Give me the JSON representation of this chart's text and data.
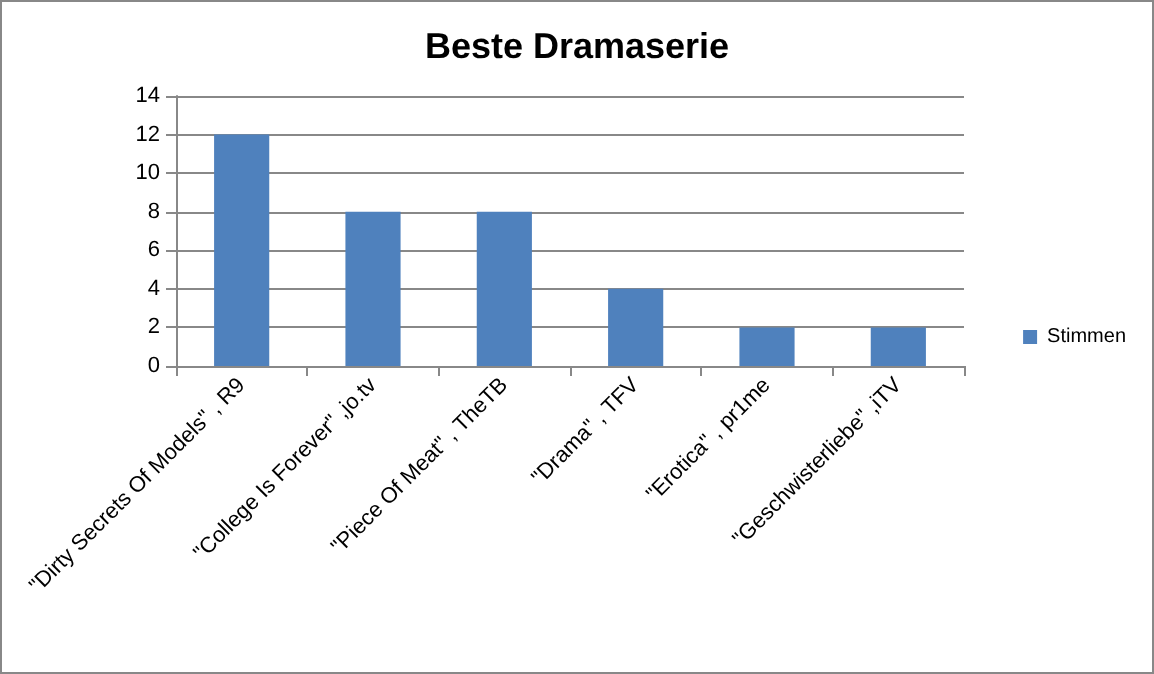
{
  "chart_data": {
    "type": "bar",
    "title": "Beste Dramaserie",
    "categories": [
      "\"Dirty Secrets Of Models\" , R9",
      "\"College Is Forever\" ,jo.tv",
      "\"Piece Of Meat\" , TheTB",
      "\"Drama\" , TFV",
      "\"Erotica\" , pr1me",
      "\"Geschwisterliebe\" ,iTV"
    ],
    "series": [
      {
        "name": "Stimmen",
        "color": "#4f81bd",
        "values": [
          12,
          8,
          8,
          4,
          2,
          2
        ]
      }
    ],
    "ylim": [
      0,
      14
    ],
    "yticks": [
      0,
      2,
      4,
      6,
      8,
      10,
      12,
      14
    ],
    "grid": "y",
    "legend": "right"
  }
}
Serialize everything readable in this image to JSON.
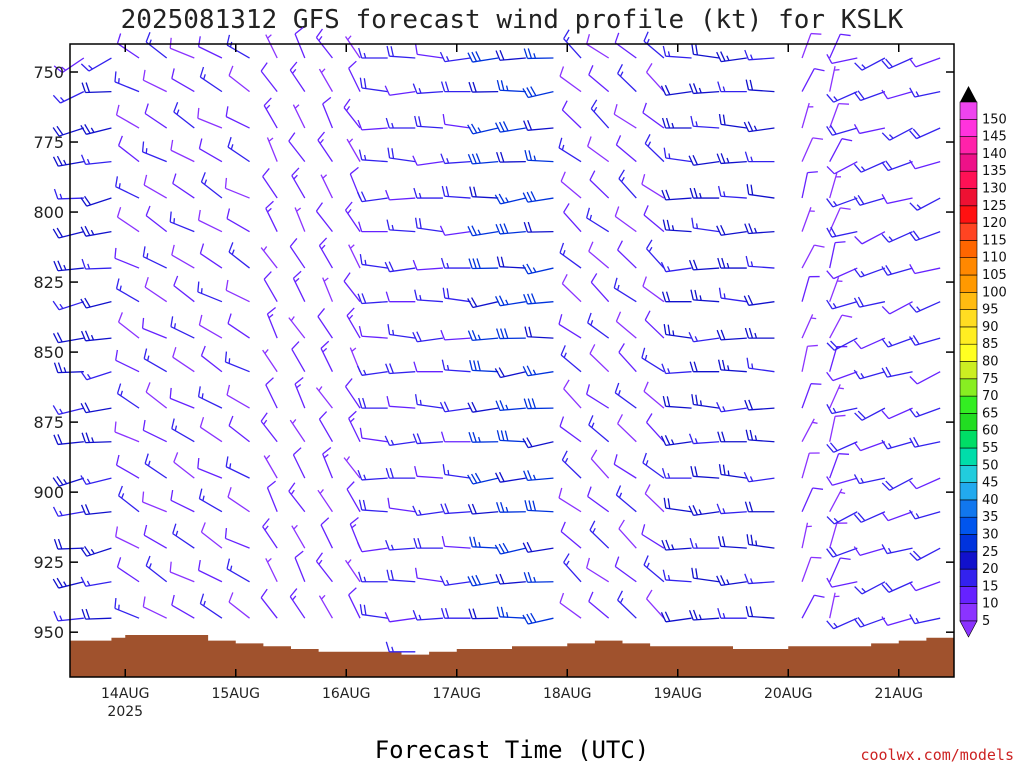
{
  "title": "2025081312 GFS forecast wind profile (kt) for KSLK",
  "credit": "coolwx.com/models",
  "chart_data": {
    "type": "wind-barb-profile",
    "title": "2025081312 GFS forecast wind profile (kt) for KSLK",
    "xlabel": "Forecast Time (UTC)",
    "x_ticks": [
      "14AUG",
      "15AUG",
      "16AUG",
      "17AUG",
      "18AUG",
      "19AUG",
      "20AUG",
      "21AUG"
    ],
    "x_year_label": "2025",
    "y_ticks": [
      "750",
      "775",
      "800",
      "825",
      "850",
      "875",
      "900",
      "925",
      "950"
    ],
    "y_range_hpa": [
      740,
      966
    ],
    "y_inverted": true,
    "x_range_hours": [
      -12,
      180
    ],
    "units": "kt",
    "colorbar": {
      "labels": [
        "5",
        "10",
        "15",
        "20",
        "25",
        "30",
        "35",
        "40",
        "45",
        "50",
        "55",
        "60",
        "65",
        "70",
        "75",
        "80",
        "85",
        "90",
        "95",
        "100",
        "105",
        "110",
        "115",
        "120",
        "125",
        "130",
        "135",
        "140",
        "145",
        "150"
      ],
      "colors": [
        "#8b33ff",
        "#6622ff",
        "#3322ee",
        "#1111cc",
        "#0033dd",
        "#0055ee",
        "#1177ee",
        "#22aaee",
        "#22ccdd",
        "#00ddaa",
        "#00dd66",
        "#22dd22",
        "#33ee22",
        "#88ee22",
        "#ccee22",
        "#ffff22",
        "#ffee22",
        "#ffdd22",
        "#ffbb11",
        "#ff9900",
        "#ff8800",
        "#ff6600",
        "#ff4422",
        "#ff1111",
        "#ee1133",
        "#ff1155",
        "#ee1188",
        "#ff22aa",
        "#ff33dd",
        "#ee44ee"
      ]
    },
    "terrain_color": "#a0522d",
    "terrain": [
      {
        "t": -12,
        "p": 953
      },
      {
        "t": -3,
        "p": 952
      },
      {
        "t": 0,
        "p": 951
      },
      {
        "t": 9,
        "p": 951
      },
      {
        "t": 18,
        "p": 953
      },
      {
        "t": 24,
        "p": 954
      },
      {
        "t": 30,
        "p": 955
      },
      {
        "t": 36,
        "p": 956
      },
      {
        "t": 42,
        "p": 957
      },
      {
        "t": 48,
        "p": 957
      },
      {
        "t": 54,
        "p": 957
      },
      {
        "t": 60,
        "p": 958
      },
      {
        "t": 66,
        "p": 957
      },
      {
        "t": 72,
        "p": 956
      },
      {
        "t": 78,
        "p": 956
      },
      {
        "t": 84,
        "p": 955
      },
      {
        "t": 90,
        "p": 955
      },
      {
        "t": 96,
        "p": 954
      },
      {
        "t": 102,
        "p": 953
      },
      {
        "t": 108,
        "p": 954
      },
      {
        "t": 114,
        "p": 955
      },
      {
        "t": 120,
        "p": 955
      },
      {
        "t": 126,
        "p": 955
      },
      {
        "t": 132,
        "p": 956
      },
      {
        "t": 138,
        "p": 956
      },
      {
        "t": 144,
        "p": 955
      },
      {
        "t": 150,
        "p": 955
      },
      {
        "t": 156,
        "p": 955
      },
      {
        "t": 162,
        "p": 954
      },
      {
        "t": 168,
        "p": 953
      },
      {
        "t": 174,
        "p": 952
      },
      {
        "t": 180,
        "p": 953
      }
    ],
    "wind_field": {
      "time_step_hours": 6,
      "pressure_levels": [
        745,
        757,
        770,
        782,
        795,
        807,
        820,
        832,
        845,
        857,
        870,
        882,
        895,
        907,
        920,
        932,
        945,
        957
      ],
      "segments": [
        {
          "t_start": -12,
          "t_end": 0,
          "speed_kt": 20,
          "dir_deg": 260
        },
        {
          "t_start": 0,
          "t_end": 30,
          "speed_kt": 12,
          "dir_deg": 300
        },
        {
          "t_start": 30,
          "t_end": 54,
          "speed_kt": 10,
          "dir_deg": 330
        },
        {
          "t_start": 54,
          "t_end": 78,
          "speed_kt": 15,
          "dir_deg": 270
        },
        {
          "t_start": 78,
          "t_end": 96,
          "speed_kt": 25,
          "dir_deg": 265
        },
        {
          "t_start": 96,
          "t_end": 120,
          "speed_kt": 12,
          "dir_deg": 310
        },
        {
          "t_start": 120,
          "t_end": 144,
          "speed_kt": 20,
          "dir_deg": 270
        },
        {
          "t_start": 144,
          "t_end": 156,
          "speed_kt": 8,
          "dir_deg": 20
        },
        {
          "t_start": 156,
          "t_end": 180,
          "speed_kt": 15,
          "dir_deg": 250
        }
      ]
    },
    "grid": false
  }
}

What you have to do
Would you mind returning each entry above word for word, skipping the images?

Complete answer
Give me the JSON representation of this chart's text and data.
{
  "chart_data": {
    "type": "bar",
    "title": "Beste Dramaserie",
    "categories": [
      "\"Dirty Secrets Of Models\" , R9",
      "\"College Is Forever\" ,jo.tv",
      "\"Piece Of Meat\" , TheTB",
      "\"Drama\" , TFV",
      "\"Erotica\" , pr1me",
      "\"Geschwisterliebe\" ,iTV"
    ],
    "series": [
      {
        "name": "Stimmen",
        "color": "#4f81bd",
        "values": [
          12,
          8,
          8,
          4,
          2,
          2
        ]
      }
    ],
    "ylim": [
      0,
      14
    ],
    "yticks": [
      0,
      2,
      4,
      6,
      8,
      10,
      12,
      14
    ],
    "grid": "y",
    "legend": "right"
  }
}
Serialize everything readable in this image to JSON.
{
  "title": "2025081312 GFS forecast wind profile (kt) for KSLK",
  "credit": "coolwx.com/models",
  "chart_data": {
    "type": "wind-barb-profile",
    "title": "2025081312 GFS forecast wind profile (kt) for KSLK",
    "xlabel": "Forecast Time (UTC)",
    "x_ticks": [
      "14AUG",
      "15AUG",
      "16AUG",
      "17AUG",
      "18AUG",
      "19AUG",
      "20AUG",
      "21AUG"
    ],
    "x_year_label": "2025",
    "y_ticks": [
      "750",
      "775",
      "800",
      "825",
      "850",
      "875",
      "900",
      "925",
      "950"
    ],
    "y_range_hpa": [
      740,
      966
    ],
    "y_inverted": true,
    "x_range_hours": [
      -12,
      180
    ],
    "units": "kt",
    "colorbar": {
      "labels": [
        "5",
        "10",
        "15",
        "20",
        "25",
        "30",
        "35",
        "40",
        "45",
        "50",
        "55",
        "60",
        "65",
        "70",
        "75",
        "80",
        "85",
        "90",
        "95",
        "100",
        "105",
        "110",
        "115",
        "120",
        "125",
        "130",
        "135",
        "140",
        "145",
        "150"
      ],
      "colors": [
        "#8b33ff",
        "#6622ff",
        "#3322ee",
        "#1111cc",
        "#0033dd",
        "#0055ee",
        "#1177ee",
        "#22aaee",
        "#22ccdd",
        "#00ddaa",
        "#00dd66",
        "#22dd22",
        "#33ee22",
        "#88ee22",
        "#ccee22",
        "#ffff22",
        "#ffee22",
        "#ffdd22",
        "#ffbb11",
        "#ff9900",
        "#ff8800",
        "#ff6600",
        "#ff4422",
        "#ff1111",
        "#ee1133",
        "#ff1155",
        "#ee1188",
        "#ff22aa",
        "#ff33dd",
        "#ee44ee"
      ]
    },
    "terrain_color": "#a0522d",
    "terrain": [
      {
        "t": -12,
        "p": 953
      },
      {
        "t": -3,
        "p": 952
      },
      {
        "t": 0,
        "p": 951
      },
      {
        "t": 9,
        "p": 951
      },
      {
        "t": 18,
        "p": 953
      },
      {
        "t": 24,
        "p": 954
      },
      {
        "t": 30,
        "p": 955
      },
      {
        "t": 36,
        "p": 956
      },
      {
        "t": 42,
        "p": 957
      },
      {
        "t": 48,
        "p": 957
      },
      {
        "t": 54,
        "p": 957
      },
      {
        "t": 60,
        "p": 958
      },
      {
        "t": 66,
        "p": 957
      },
      {
        "t": 72,
        "p": 956
      },
      {
        "t": 78,
        "p": 956
      },
      {
        "t": 84,
        "p": 955
      },
      {
        "t": 90,
        "p": 955
      },
      {
        "t": 96,
        "p": 954
      },
      {
        "t": 102,
        "p": 953
      },
      {
        "t": 108,
        "p": 954
      },
      {
        "t": 114,
        "p": 955
      },
      {
        "t": 120,
        "p": 955
      },
      {
        "t": 126,
        "p": 955
      },
      {
        "t": 132,
        "p": 956
      },
      {
        "t": 138,
        "p": 956
      },
      {
        "t": 144,
        "p": 955
      },
      {
        "t": 150,
        "p": 955
      },
      {
        "t": 156,
        "p": 955
      },
      {
        "t": 162,
        "p": 954
      },
      {
        "t": 168,
        "p": 953
      },
      {
        "t": 174,
        "p": 952
      },
      {
        "t": 180,
        "p": 953
      }
    ],
    "wind_field": {
      "time_step_hours": 6,
      "pressure_levels": [
        745,
        757,
        770,
        782,
        795,
        807,
        820,
        832,
        845,
        857,
        870,
        882,
        895,
        907,
        920,
        932,
        945,
        957
      ],
      "segments": [
        {
          "t_start": -12,
          "t_end": 0,
          "speed_kt": 20,
          "dir_deg": 260
        },
        {
          "t_start": 0,
          "t_end": 30,
          "speed_kt": 12,
          "dir_deg": 300
        },
        {
          "t_start": 30,
          "t_end": 54,
          "speed_kt": 10,
          "dir_deg": 330
        },
        {
          "t_start": 54,
          "t_end": 78,
          "speed_kt": 15,
          "dir_deg": 270
        },
        {
          "t_start": 78,
          "t_end": 96,
          "speed_kt": 25,
          "dir_deg": 265
        },
        {
          "t_start": 96,
          "t_end": 120,
          "speed_kt": 12,
          "dir_deg": 310
        },
        {
          "t_start": 120,
          "t_end": 144,
          "speed_kt": 20,
          "dir_deg": 270
        },
        {
          "t_start": 144,
          "t_end": 156,
          "speed_kt": 8,
          "dir_deg": 20
        },
        {
          "t_start": 156,
          "t_end": 180,
          "speed_kt": 15,
          "dir_deg": 250
        }
      ]
    },
    "grid": false
  }
}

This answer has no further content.